→ **Stated goal 1**: In the WorldMark thread, list the qualities that the post by GregT gives as the consistent theme of the network's properties.
→ **Stated goal 2**:
Decide whether each statement below agrees with the WorldMark thread. Answer yes or no, and quote the words from the thread that settle it.
(a) The clarification on Group Reservations came in late 2013.
(b) GregT sold all of his credits to buy an HGVC.
(c) GregT describes Tahoe as a ski-in/ski-out location.
→ **Stated goal 3**: Carry the WorldMark thread forward from its last sentence.

→ **Extract to read**:
┏━━

About a year ago, I, too, got your initial impression of WMOwners.com as a very political forum; one in which certain topics can create quite a bit of angst. Usually these revolve around renting, which is sometimes lumped in with "mega-renting," and complaints against Wyndham management (to varying degrees). IMHO, some of these complaints (really speculations) can be attributed to the standard human response to change or the unknown. Other complaints center on legitimate issues, but ones that are not unique to Worlmark (and are similar to complaints at Marriott, DRI, Disney, etc.). 

WMO, however, can be very helpful as well. It does have plenty of helpful owners who are more than willing to give you tips and tricks and resort-specific information.

As a new owner, I would not pay much attention to "sky-is-falling" type threads on WMO. It is a passionate community, and an active ownership, which is probably more of a good thing than bad. Wyndham management has shown itself more than willing to adjust its policies to ensure  good and fair product, possibly because WMO is "keeping an eye out" so to speak. 

The biggest example of this was the recent (late 2013) clarification on what is allowed when making Group Reservations. Because the system is SO flexible and the maintenance fees so low, some commercial entities had set up shop and would book a unit for the entire summer as a single reservation at high-demand resorts. They would then parcel out these single reservations into smaller week-long reservations for a tidy profit. This was obviously an abuse of the system, and Wyndham updated the guidelines to severely restrict such behavior. I think Wyndham did a decent job of preserving Worldmark's famous flexibility while addressing this issue.

So come on in! The water's warm! :whoopie:


----------



## GregT (Aug 1, 2014)

Worldmark is a terrific system.  It has a good network of properties that have a consistent theme:  they are clean, functional, basic and located in good places, even if not the prime location (example:  Tahoe is a good location, but it's not a ski-in/ski-out).   They are not destination resorts like some of the Hiltons/Marriotts/Starwoods, but serve as a great base camp for your trip.

As PearlCity indicated, it is a great feature to be able to transfer credits between owners.  I used to own 25K credits, but sold 15K credits (to buy an HGVC) when I realized how easy it was to rent credits in when I needed them.   This allows me to scale up or down each year -- which is great when I do a family reunion and need 6 rooms, or when I don't travel within Worldmark and have the option to rent them out.

As with any timeshare, it requires some commitment on your part to understand the reservation system so you know how to get the reservations you want when you want them.   Some owners are unhappy that their target property is full, but they need to know what to do 13 months out.

┗━━

→ **Source data**:
┏━━

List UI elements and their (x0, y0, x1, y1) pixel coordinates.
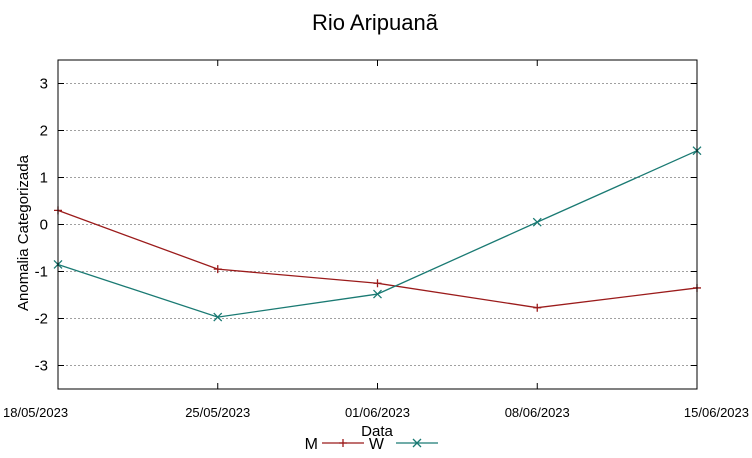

┗━━

→ **Right answer 1**:
clean
functional
basic
located in good places

→ **Right answer 2**:
(a) Yes: "the recent (late 2013) clarification on what is allowed when making Group Reservations"
(b) No: "I used to own 25K credits, but sold 15K credits (to buy an HGVC)"
(c) No: "Tahoe is a good location, but it's not a ski-in/ski-out"

→ **Right answer 3**:
I hope that helps -- please ask any clarifying questions.

Thank you!

Greg


----------



## Southpaw (Aug 1, 2014)

Thanks so much to all the members who replied.  It helps me put what I saw on wmowners.com in perspective.

I am definitely going to jump into the water and will start shopping for deals now!

Betty


----------



## uscav8r (Aug 1, 2014)

Southpaw said:


> Thanks so much to all the members who replied.  It helps me put what I saw on wmowners.com in perspective.
> 
> I am definitely going to jump into the water and will start shopping for deals now!
> 
> Betty



While eBay can be a source of listings, you might want to check out the Memberships for Sale forum on WMO. these are mostly owner-to-owner sales. There are also some great brokers that will occasionally post on WMO (and less often on TUG). I bought my membership through Bill Stephan of Smartshare.com. I cannot recommend him or his company enough.

Good luck and happy hunting!


----------



## ronparise (Aug 1, 2014)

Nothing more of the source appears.